#### DESCRIPTION OF THE TASK:
Reproduce the stretch of the software project history from "IPServe was conceived" through "Order Assistant (QOA)" word for word.

**** TEXT SHOWN ****

1996 - Firewall Piercing Technology (IPServe)
IPServe was conceived early in 1997 using one of the alpha Releases of the Java Language. IPServe provided application server and function brokering in a heterogeneous fortune 50 enterprise environment.  In many provided most of the open application  interface functionality eventually developed in SOAP however it was in production use before the Java App servers and EJB architectures where invented.    It enabled cross-firewall messaging and web service requests between applications written in any CGI or servlett language such as Java, Perl, Python, C, etc
.   IPServer would be compared to WebLogic and EJB bean containers but was more open and was in production before they where invented.

1996 - Quote & Order Assistant (QOA)
QOA was one of the industry's first online configurators. This application was the proof point that matured into Hewlett Packard's Watson on the Web (WOW) Configurator. This is one of the online tools provided in the ESN portal described above.

1996 - Watson
A client/server tool operating under MS Windows 95 and NT. This tool was used in HP by it's internal sales force to produce configurations and quotes for all of HP's computer products at the time. Watson was based on technology from Trilogy Corporation. However, extensive enhancements were required to meet HP's in-house requirements. Watson was chartered predominantly to configure Unix Servers, but was eventually extended to configure Net Servers and high-end PC workstations. We were responsible for the core design and implementation of the extensions that brought Watson from a single user application to an enterprise-wide application within HP.

1993 - RPG to C++ Translator (RPGTran)
RPGTran was a product designed and developed by Joe Ellsworth that read RPG source code and translated it into C++ source code. The ultimate result was a working C++ program that provided the same functionality as it's RPG ancestor. It eliminated a major portion of the intensive manual effort involved in porting an existing RPG application to a new environment such as DOS, Unix, Ultrix, etc.

**** DATA RECORDS ****

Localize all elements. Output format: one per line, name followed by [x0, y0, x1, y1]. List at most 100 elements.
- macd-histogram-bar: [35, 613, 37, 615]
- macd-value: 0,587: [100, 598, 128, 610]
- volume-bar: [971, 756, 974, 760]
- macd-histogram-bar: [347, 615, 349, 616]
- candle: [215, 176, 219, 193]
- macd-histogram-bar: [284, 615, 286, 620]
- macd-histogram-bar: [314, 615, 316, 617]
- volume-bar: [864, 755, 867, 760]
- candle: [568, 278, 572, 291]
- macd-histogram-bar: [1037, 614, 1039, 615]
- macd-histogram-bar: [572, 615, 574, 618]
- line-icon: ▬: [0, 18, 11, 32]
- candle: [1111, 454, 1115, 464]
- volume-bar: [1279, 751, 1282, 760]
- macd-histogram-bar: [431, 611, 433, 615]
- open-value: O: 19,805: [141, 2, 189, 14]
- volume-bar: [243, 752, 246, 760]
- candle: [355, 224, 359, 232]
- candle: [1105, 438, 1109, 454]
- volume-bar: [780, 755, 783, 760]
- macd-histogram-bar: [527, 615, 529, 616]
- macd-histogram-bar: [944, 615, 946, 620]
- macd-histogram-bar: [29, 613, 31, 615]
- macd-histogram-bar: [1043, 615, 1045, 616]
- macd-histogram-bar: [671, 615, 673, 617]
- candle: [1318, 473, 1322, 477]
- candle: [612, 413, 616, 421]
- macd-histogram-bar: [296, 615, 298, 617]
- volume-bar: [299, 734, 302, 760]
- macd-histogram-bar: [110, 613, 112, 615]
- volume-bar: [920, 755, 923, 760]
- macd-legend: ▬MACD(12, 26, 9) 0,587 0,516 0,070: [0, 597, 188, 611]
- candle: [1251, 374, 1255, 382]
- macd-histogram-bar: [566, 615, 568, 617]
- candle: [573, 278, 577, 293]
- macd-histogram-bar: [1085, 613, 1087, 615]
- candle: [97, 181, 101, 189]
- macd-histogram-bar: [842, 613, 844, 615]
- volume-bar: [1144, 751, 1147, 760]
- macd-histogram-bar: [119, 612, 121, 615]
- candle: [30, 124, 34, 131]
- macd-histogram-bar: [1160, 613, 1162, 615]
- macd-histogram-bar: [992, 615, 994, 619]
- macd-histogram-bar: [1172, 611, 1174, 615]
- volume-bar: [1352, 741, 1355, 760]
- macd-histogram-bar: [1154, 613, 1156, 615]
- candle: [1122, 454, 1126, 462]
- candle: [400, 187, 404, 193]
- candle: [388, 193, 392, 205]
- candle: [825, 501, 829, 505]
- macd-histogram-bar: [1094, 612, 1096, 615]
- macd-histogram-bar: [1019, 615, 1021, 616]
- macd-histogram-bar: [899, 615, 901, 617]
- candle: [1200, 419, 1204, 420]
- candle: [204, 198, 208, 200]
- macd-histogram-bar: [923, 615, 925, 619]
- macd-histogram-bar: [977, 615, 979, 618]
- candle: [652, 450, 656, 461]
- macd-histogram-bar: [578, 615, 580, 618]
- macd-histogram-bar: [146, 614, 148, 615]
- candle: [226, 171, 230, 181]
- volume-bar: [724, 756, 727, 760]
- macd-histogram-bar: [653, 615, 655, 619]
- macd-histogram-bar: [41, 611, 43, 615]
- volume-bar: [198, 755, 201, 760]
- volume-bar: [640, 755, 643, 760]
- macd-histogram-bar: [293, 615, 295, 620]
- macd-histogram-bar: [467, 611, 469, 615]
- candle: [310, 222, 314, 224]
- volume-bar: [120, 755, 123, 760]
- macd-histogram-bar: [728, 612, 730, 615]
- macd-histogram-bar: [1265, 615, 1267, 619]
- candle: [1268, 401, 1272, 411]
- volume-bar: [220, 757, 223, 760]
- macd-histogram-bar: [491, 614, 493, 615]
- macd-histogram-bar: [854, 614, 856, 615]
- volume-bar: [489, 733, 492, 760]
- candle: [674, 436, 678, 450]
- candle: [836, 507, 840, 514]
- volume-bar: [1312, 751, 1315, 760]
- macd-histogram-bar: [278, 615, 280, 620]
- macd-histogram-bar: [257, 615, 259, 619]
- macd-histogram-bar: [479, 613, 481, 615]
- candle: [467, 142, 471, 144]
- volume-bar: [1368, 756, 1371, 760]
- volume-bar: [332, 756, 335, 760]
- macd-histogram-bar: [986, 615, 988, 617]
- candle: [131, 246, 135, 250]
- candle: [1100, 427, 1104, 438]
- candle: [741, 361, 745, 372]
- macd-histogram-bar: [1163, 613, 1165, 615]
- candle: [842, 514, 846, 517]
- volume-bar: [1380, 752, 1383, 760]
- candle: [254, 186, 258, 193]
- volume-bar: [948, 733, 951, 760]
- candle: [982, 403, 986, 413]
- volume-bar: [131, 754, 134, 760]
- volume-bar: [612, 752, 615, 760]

****

#### TASK RESULT:
IPServe was conceived early in 1997 using one of the alpha Releases of the Java Language. IPServe provided application server and function brokering in a heterogeneous fortune 50 enterprise environment.  In many provided most of the open application  interface functionality eventually developed in SOAP however it was in production use before the Java App servers and EJB architectures where invented.    It enabled cross-firewall messaging and web service requests between applications written in any CGI or servlett language such as Java, Perl, Python, C, etc
.   IPServer would be compared to WebLogic and EJB bean containers but was more open and was in production before they where invented.

1996 - Quote & Order Assistant (QOA)